(SHORT TASK) Write out each line beneath this one exactly as it reads.

(INPUT MATERIAL)
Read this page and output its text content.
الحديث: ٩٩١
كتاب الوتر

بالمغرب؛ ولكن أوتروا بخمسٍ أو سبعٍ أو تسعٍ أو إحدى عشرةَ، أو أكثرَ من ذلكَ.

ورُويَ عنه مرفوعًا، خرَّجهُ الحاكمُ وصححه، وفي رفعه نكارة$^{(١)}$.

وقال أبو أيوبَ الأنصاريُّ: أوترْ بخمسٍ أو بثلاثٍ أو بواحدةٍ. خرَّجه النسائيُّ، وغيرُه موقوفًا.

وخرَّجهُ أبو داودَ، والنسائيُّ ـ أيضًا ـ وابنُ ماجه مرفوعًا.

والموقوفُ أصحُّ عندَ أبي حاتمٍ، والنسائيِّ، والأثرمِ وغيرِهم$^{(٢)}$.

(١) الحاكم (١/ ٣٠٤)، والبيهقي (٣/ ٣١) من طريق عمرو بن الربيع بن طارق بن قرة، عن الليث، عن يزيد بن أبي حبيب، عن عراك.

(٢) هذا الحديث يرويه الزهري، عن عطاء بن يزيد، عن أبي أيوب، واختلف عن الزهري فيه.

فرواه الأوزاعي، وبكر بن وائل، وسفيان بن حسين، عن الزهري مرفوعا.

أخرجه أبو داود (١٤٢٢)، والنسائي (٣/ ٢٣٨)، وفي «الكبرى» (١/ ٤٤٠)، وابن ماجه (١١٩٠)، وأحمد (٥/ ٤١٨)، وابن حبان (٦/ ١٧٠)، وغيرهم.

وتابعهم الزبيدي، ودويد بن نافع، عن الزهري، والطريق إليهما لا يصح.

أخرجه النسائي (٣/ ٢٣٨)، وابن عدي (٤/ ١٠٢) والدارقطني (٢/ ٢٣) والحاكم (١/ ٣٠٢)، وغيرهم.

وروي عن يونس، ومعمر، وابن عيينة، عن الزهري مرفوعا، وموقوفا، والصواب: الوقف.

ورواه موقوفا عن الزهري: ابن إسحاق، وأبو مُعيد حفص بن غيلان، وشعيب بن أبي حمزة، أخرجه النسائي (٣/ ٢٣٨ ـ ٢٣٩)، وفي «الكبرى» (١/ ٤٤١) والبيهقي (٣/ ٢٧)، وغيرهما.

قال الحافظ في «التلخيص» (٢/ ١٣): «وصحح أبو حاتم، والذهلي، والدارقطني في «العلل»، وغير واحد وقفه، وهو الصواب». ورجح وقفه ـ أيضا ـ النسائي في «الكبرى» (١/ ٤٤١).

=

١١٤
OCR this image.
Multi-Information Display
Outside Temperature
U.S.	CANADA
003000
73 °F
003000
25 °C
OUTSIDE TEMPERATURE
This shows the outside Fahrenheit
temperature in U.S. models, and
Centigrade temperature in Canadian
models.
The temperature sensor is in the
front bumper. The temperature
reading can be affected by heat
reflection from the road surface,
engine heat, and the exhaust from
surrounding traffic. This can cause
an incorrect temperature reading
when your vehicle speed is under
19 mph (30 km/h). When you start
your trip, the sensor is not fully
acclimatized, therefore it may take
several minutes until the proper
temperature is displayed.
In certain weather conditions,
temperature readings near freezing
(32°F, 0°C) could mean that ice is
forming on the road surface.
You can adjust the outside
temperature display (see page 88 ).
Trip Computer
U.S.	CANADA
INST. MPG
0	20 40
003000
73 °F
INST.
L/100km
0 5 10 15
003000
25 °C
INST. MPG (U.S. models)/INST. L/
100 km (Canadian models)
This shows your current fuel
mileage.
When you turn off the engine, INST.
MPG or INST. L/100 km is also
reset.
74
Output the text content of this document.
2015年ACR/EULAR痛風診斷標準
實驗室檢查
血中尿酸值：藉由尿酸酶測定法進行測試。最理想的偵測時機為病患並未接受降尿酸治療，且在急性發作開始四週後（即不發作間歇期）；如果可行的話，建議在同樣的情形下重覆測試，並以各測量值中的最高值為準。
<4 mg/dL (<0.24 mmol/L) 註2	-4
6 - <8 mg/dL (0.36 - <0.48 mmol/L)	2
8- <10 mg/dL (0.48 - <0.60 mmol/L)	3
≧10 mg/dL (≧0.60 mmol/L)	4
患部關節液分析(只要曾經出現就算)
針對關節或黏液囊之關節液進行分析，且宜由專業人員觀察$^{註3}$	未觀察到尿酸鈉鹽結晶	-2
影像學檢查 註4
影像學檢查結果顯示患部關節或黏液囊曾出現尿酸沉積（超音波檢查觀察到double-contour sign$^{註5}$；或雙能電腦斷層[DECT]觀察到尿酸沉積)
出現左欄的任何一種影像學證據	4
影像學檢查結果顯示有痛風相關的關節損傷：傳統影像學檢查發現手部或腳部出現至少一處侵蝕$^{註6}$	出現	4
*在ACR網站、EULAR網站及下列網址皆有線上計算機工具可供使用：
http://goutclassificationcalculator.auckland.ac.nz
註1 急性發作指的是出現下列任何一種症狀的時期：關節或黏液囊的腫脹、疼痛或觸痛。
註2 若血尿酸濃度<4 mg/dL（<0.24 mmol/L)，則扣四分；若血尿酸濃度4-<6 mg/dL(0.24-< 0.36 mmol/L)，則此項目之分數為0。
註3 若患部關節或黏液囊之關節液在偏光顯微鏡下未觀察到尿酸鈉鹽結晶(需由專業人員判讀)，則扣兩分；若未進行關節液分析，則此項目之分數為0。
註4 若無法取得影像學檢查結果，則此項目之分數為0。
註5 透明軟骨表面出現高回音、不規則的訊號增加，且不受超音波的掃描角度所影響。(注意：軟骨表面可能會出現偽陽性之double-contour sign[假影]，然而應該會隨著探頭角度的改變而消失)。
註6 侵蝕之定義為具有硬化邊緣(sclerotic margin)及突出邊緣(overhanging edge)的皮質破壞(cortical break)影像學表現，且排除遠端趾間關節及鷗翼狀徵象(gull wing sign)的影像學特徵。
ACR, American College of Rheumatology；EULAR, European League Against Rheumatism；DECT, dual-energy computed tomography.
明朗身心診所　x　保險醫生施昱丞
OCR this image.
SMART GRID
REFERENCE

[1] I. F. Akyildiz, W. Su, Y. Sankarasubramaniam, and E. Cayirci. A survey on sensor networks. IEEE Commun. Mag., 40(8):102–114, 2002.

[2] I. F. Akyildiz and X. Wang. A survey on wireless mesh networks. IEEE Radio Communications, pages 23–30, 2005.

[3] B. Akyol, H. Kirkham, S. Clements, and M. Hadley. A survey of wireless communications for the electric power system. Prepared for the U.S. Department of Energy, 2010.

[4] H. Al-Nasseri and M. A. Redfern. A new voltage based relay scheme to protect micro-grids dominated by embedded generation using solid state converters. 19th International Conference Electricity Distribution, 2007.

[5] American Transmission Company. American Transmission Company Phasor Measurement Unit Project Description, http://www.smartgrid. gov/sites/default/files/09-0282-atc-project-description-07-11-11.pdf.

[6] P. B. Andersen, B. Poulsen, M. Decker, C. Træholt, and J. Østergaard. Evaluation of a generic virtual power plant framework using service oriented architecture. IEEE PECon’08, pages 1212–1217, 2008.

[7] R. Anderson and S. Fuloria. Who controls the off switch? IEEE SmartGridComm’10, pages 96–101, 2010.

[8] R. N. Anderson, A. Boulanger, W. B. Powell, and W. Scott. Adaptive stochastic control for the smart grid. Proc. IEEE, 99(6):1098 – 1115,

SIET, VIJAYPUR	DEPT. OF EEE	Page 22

(COMPLETE OUTPUT)
Read this page and output its text content.
الحديث: ٩٩١
كتاب الوتر

بالمغرب؛ ولكن أوتروا بخمسٍ أو سبعٍ أو تسعٍ أو إحدى عشرةَ، أو أكثرَ من ذلكَ.

ورُويَ عنه مرفوعًا، خرَّجهُ الحاكمُ وصححه، وفي رفعه نكارة$^{(١)}$.

وقال أبو أيوبَ الأنصاريُّ: أوترْ بخمسٍ أو بثلاثٍ أو بواحدةٍ. خرَّجه النسائيُّ، وغيرُه موقوفًا.

وخرَّجهُ أبو داودَ، والنسائيُّ ـ أيضًا ـ وابنُ ماجه مرفوعًا.

والموقوفُ أصحُّ عندَ أبي حاتمٍ، والنسائيِّ، والأثرمِ وغيرِهم$^{(٢)}$.

(١) الحاكم (١/ ٣٠٤)، والبيهقي (٣/ ٣١) من طريق عمرو بن الربيع بن طارق بن قرة، عن الليث، عن يزيد بن أبي حبيب، عن عراك.

(٢) هذا الحديث يرويه الزهري، عن عطاء بن يزيد، عن أبي أيوب، واختلف عن الزهري فيه.

فرواه الأوزاعي، وبكر بن وائل، وسفيان بن حسين، عن الزهري مرفوعا.

أخرجه أبو داود (١٤٢٢)، والنسائي (٣/ ٢٣٨)، وفي «الكبرى» (١/ ٤٤٠)، وابن ماجه (١١٩٠)، وأحمد (٥/ ٤١٨)، وابن حبان (٦/ ١٧٠)، وغيرهم.

وتابعهم الزبيدي، ودويد بن نافع، عن الزهري، والطريق إليهما لا يصح.

أخرجه النسائي (٣/ ٢٣٨)، وابن عدي (٤/ ١٠٢) والدارقطني (٢/ ٢٣) والحاكم (١/ ٣٠٢)، وغيرهم.

وروي عن يونس، ومعمر، وابن عيينة، عن الزهري مرفوعا، وموقوفا، والصواب: الوقف.

ورواه موقوفا عن الزهري: ابن إسحاق، وأبو مُعيد حفص بن غيلان، وشعيب بن أبي حمزة، أخرجه النسائي (٣/ ٢٣٨ ـ ٢٣٩)، وفي «الكبرى» (١/ ٤٤١) والبيهقي (٣/ ٢٧)، وغيرهما.

قال الحافظ في «التلخيص» (٢/ ١٣): «وصحح أبو حاتم، والذهلي، والدارقطني في «العلل»، وغير واحد وقفه، وهو الصواب». ورجح وقفه ـ أيضا ـ النسائي في «الكبرى» (١/ ٤٤١).

=

١١٤
OCR this image.
Multi-Information Display
Outside Temperature
U.S.	CANADA
003000
73 °F
003000
25 °C
OUTSIDE TEMPERATURE
This shows the outside Fahrenheit
temperature in U.S. models, and
Centigrade temperature in Canadian
models.
The temperature sensor is in the
front bumper. The temperature
reading can be affected by heat
reflection from the road surface,
engine heat, and the exhaust from
surrounding traffic. This can cause
an incorrect temperature reading
when your vehicle speed is under
19 mph (30 km/h). When you start
your trip, the sensor is not fully
acclimatized, therefore it may take
several minutes until the proper
temperature is displayed.
In certain weather conditions,
temperature readings near freezing
(32°F, 0°C) could mean that ice is
forming on the road surface.
You can adjust the outside
temperature display (see page 88 ).
Trip Computer
U.S.	CANADA
INST. MPG
0	20 40
003000
73 °F
INST.
L/100km
0 5 10 15
003000
25 °C
INST. MPG (U.S. models)/INST. L/
100 km (Canadian models)
This shows your current fuel
mileage.
When you turn off the engine, INST.
MPG or INST. L/100 km is also
reset.
74
Output the text content of this document.
2015年ACR/EULAR痛風診斷標準
實驗室檢查
血中尿酸值：藉由尿酸酶測定法進行測試。最理想的偵測時機為病患並未接受降尿酸治療，且在急性發作開始四週後（即不發作間歇期）；如果可行的話，建議在同樣的情形下重覆測試，並以各測量值中的最高值為準。
<4 mg/dL (<0.24 mmol/L) 註2	-4
6 - <8 mg/dL (0.36 - <0.48 mmol/L)	2
8- <10 mg/dL (0.48 - <0.60 mmol/L)	3
≧10 mg/dL (≧0.60 mmol/L)	4
患部關節液分析(只要曾經出現就算)
針對關節或黏液囊之關節液進行分析，且宜由專業人員觀察$^{註3}$	未觀察到尿酸鈉鹽結晶	-2
影像學檢查 註4
影像學檢查結果顯示患部關節或黏液囊曾出現尿酸沉積（超音波檢查觀察到double-contour sign$^{註5}$；或雙能電腦斷層[DECT]觀察到尿酸沉積)
出現左欄的任何一種影像學證據	4
影像學檢查結果顯示有痛風相關的關節損傷：傳統影像學檢查發現手部或腳部出現至少一處侵蝕$^{註6}$	出現	4
*在ACR網站、EULAR網站及下列網址皆有線上計算機工具可供使用：
http://goutclassificationcalculator.auckland.ac.nz
註1 急性發作指的是出現下列任何一種症狀的時期：關節或黏液囊的腫脹、疼痛或觸痛。
註2 若血尿酸濃度<4 mg/dL（<0.24 mmol/L)，則扣四分；若血尿酸濃度4-<6 mg/dL(0.24-< 0.36 mmol/L)，則此項目之分數為0。
註3 若患部關節或黏液囊之關節液在偏光顯微鏡下未觀察到尿酸鈉鹽結晶(需由專業人員判讀)，則扣兩分；若未進行關節液分析，則此項目之分數為0。
註4 若無法取得影像學檢查結果，則此項目之分數為0。
註5 透明軟骨表面出現高回音、不規則的訊號增加，且不受超音波的掃描角度所影響。(注意：軟骨表面可能會出現偽陽性之double-contour sign[假影]，然而應該會隨著探頭角度的改變而消失)。
註6 侵蝕之定義為具有硬化邊緣(sclerotic margin)及突出邊緣(overhanging edge)的皮質破壞(cortical break)影像學表現，且排除遠端趾間關節及鷗翼狀徵象(gull wing sign)的影像學特徵。
ACR, American College of Rheumatology；EULAR, European League Against Rheumatism；DECT, dual-energy computed tomography.
明朗身心診所　x　保險醫生施昱丞
OCR this image.
SMART GRID
REFERENCE

[1] I. F. Akyildiz, W. Su, Y. Sankarasubramaniam, and E. Cayirci. A survey on sensor networks. IEEE Commun. Mag., 40(8):102–114, 2002.

[2] I. F. Akyildiz and X. Wang. A survey on wireless mesh networks. IEEE Radio Communications, pages 23–30, 2005.

[3] B. Akyol, H. Kirkham, S. Clements, and M. Hadley. A survey of wireless communications for the electric power system. Prepared for the U.S. Department of Energy, 2010.

[4] H. Al-Nasseri and M. A. Redfern. A new voltage based relay scheme to protect micro-grids dominated by embedded generation using solid state converters. 19th International Conference Electricity Distribution, 2007.

[5] American Transmission Company. American Transmission Company Phasor Measurement Unit Project Description, http://www.smartgrid. gov/sites/default/files/09-0282-atc-project-description-07-11-11.pdf.

[6] P. B. Andersen, B. Poulsen, M. Decker, C. Træholt, and J. Østergaard. Evaluation of a generic virtual power plant framework using service oriented architecture. IEEE PECon’08, pages 1212–1217, 2008.

[7] R. Anderson and S. Fuloria. Who controls the off switch? IEEE SmartGridComm’10, pages 96–101, 2010.

[8] R. N. Anderson, A. Boulanger, W. B. Powell, and W. Scott. Adaptive stochastic control for the smart grid. Proc. IEEE, 99(6):1098 – 1115,

SIET, VIJAYPUR	DEPT. OF EEE	Page 22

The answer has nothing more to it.